▸ **ITEMS**
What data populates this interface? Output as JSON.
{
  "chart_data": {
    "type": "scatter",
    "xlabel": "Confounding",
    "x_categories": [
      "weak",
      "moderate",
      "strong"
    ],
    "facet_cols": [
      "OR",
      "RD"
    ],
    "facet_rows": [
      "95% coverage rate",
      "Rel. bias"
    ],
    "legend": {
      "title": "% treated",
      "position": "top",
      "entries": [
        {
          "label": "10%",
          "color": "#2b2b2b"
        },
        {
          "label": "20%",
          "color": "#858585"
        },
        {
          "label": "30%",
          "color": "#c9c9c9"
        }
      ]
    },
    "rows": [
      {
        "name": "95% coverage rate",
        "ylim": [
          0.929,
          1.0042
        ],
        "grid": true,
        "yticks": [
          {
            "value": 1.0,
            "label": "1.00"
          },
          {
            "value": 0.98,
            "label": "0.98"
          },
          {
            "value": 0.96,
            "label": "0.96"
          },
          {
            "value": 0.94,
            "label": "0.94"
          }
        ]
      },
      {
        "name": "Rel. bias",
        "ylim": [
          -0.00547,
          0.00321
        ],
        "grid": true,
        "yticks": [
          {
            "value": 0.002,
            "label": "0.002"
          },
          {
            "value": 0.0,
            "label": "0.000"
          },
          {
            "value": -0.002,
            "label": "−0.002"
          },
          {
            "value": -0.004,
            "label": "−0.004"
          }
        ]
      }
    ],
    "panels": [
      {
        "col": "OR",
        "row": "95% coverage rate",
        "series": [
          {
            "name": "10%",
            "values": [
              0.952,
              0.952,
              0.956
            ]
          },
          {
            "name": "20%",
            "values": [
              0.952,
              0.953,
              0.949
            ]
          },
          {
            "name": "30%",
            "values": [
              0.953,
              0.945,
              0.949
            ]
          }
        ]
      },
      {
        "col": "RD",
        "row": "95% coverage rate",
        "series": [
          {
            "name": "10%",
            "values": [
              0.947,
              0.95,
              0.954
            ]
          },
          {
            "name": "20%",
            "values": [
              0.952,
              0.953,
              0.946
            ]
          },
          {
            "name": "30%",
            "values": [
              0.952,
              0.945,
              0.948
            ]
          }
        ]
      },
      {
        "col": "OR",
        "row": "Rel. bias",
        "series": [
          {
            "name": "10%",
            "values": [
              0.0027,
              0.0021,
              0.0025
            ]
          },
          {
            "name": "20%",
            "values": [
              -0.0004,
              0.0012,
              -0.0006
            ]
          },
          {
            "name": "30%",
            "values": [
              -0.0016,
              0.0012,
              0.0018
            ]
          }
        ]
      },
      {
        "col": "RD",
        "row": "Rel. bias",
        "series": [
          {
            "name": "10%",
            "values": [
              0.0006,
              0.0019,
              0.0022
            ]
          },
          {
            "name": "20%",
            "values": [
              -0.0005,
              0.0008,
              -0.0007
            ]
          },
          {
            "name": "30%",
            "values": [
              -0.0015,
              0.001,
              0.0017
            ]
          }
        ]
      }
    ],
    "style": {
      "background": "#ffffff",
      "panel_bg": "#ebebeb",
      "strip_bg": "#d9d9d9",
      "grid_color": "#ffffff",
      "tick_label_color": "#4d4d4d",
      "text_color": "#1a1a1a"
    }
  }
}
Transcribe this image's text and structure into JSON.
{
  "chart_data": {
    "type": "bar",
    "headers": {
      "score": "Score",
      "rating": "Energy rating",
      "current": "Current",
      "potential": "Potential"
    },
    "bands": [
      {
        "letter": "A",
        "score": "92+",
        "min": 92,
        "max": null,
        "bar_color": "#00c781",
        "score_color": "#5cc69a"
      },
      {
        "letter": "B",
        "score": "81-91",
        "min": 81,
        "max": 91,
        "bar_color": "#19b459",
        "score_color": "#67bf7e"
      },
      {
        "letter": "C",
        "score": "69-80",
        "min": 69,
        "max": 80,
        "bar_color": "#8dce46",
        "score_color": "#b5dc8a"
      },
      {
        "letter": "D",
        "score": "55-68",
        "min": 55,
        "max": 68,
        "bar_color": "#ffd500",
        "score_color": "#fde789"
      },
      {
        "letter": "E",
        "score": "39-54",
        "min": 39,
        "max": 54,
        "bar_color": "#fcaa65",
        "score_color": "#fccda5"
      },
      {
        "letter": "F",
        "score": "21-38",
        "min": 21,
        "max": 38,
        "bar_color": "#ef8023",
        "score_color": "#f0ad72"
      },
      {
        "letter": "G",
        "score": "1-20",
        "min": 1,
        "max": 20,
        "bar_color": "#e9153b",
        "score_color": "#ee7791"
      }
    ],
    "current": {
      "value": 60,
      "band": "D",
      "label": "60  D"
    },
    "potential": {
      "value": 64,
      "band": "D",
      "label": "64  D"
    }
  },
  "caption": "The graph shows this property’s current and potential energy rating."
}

▸ **SHORT TASK**
Set down the listing above in full, please, exactly as it appears.

▸ **EXERCISE OUTPUT**
What data populates this interface? Output as JSON.
{
  "chart_data": {
    "type": "scatter",
    "xlabel": "Confounding",
    "x_categories": [
      "weak",
      "moderate",
      "strong"
    ],
    "facet_cols": [
      "OR",
      "RD"
    ],
    "facet_rows": [
      "95% coverage rate",
      "Rel. bias"
    ],
    "legend": {
      "title": "% treated",
      "position": "top",
      "entries": [
        {
          "label": "10%",
          "color": "#2b2b2b"
        },
        {
          "label": "20%",
          "color": "#858585"
        },
        {
          "label": "30%",
          "color": "#c9c9c9"
        }
      ]
    },
    "rows": [
      {
        "name": "95% coverage rate",
        "ylim": [
          0.929,
          1.0042
        ],
        "grid": true,
        "yticks": [
          {
            "value": 1.0,
            "label": "1.00"
          },
          {
            "value": 0.98,
            "label": "0.98"
          },
          {
            "value": 0.96,
            "label": "0.96"
          },
          {
            "value": 0.94,
            "label": "0.94"
          }
        ]
      },
      {
        "name": "Rel. bias",
        "ylim": [
          -0.00547,
          0.00321
        ],
        "grid": true,
        "yticks": [
          {
            "value": 0.002,
            "label": "0.002"
          },
          {
            "value": 0.0,
            "label": "0.000"
          },
          {
            "value": -0.002,
            "label": "−0.002"
          },
          {
            "value": -0.004,
            "label": "−0.004"
          }
        ]
      }
    ],
    "panels": [
      {
        "col": "OR",
        "row": "95% coverage rate",
        "series": [
          {
            "name": "10%",
            "values": [
              0.952,
              0.952,
              0.956
            ]
          },
          {
            "name": "20%",
            "values": [
              0.952,
              0.953,
              0.949
            ]
          },
          {
            "name": "30%",
            "values": [
              0.953,
              0.945,
              0.949
            ]
          }
        ]
      },
      {
        "col": "RD",
        "row": "95% coverage rate",
        "series": [
          {
            "name": "10%",
            "values": [
              0.947,
              0.95,
              0.954
            ]
          },
          {
            "name": "20%",
            "values": [
              0.952,
              0.953,
              0.946
            ]
          },
          {
            "name": "30%",
            "values": [
              0.952,
              0.945,
              0.948
            ]
          }
        ]
      },
      {
        "col": "OR",
        "row": "Rel. bias",
        "series": [
          {
            "name": "10%",
            "values": [
              0.0027,
              0.0021,
              0.0025
            ]
          },
          {
            "name": "20%",
            "values": [
              -0.0004,
              0.0012,
              -0.0006
            ]
          },
          {
            "name": "30%",
            "values": [
              -0.0016,
              0.0012,
              0.0018
            ]
          }
        ]
      },
      {
        "col": "RD",
        "row": "Rel. bias",
        "series": [
          {
            "name": "10%",
            "values": [
              0.0006,
              0.0019,
              0.0022
            ]
          },
          {
            "name": "20%",
            "values": [
              -0.0005,
              0.0008,
              -0.0007
            ]
          },
          {
            "name": "30%",
            "values": [
              -0.0015,
              0.001,
              0.0017
            ]
          }
        ]
      }
    ],
    "style": {
      "background": "#ffffff",
      "panel_bg": "#ebebeb",
      "strip_bg": "#d9d9d9",
      "grid_color": "#ffffff",
      "tick_label_color": "#4d4d4d",
      "text_color": "#1a1a1a"
    }
  }
}
Transcribe this image's text and structure into JSON.
{
  "chart_data": {
    "type": "bar",
    "headers": {
      "score": "Score",
      "rating": "Energy rating",
      "current": "Current",
      "potential": "Potential"
    },
    "bands": [
      {
        "letter": "A",
        "score": "92+",
        "min": 92,
        "max": null,
        "bar_color": "#00c781",
        "score_color": "#5cc69a"
      },
      {
        "letter": "B",
        "score": "81-91",
        "min": 81,
        "max": 91,
        "bar_color": "#19b459",
        "score_color": "#67bf7e"
      },
      {
        "letter": "C",
        "score": "69-80",
        "min": 69,
        "max": 80,
        "bar_color": "#8dce46",
        "score_color": "#b5dc8a"
      },
      {
        "letter": "D",
        "score": "55-68",
        "min": 55,
        "max": 68,
        "bar_color": "#ffd500",
        "score_color": "#fde789"
      },
      {
        "letter": "E",
        "score": "39-54",
        "min": 39,
        "max": 54,
        "bar_color": "#fcaa65",
        "score_color": "#fccda5"
      },
      {
        "letter": "F",
        "score": "21-38",
        "min": 21,
        "max": 38,
        "bar_color": "#ef8023",
        "score_color": "#f0ad72"
      },
      {
        "letter": "G",
        "score": "1-20",
        "min": 1,
        "max": 20,
        "bar_color": "#e9153b",
        "score_color": "#ee7791"
      }
    ],
    "current": {
      "value": 60,
      "band": "D",
      "label": "60  D"
    },
    "potential": {
      "value": 64,
      "band": "D",
      "label": "64  D"
    }
  },
  "caption": "The graph shows this property’s current and potential energy rating."
}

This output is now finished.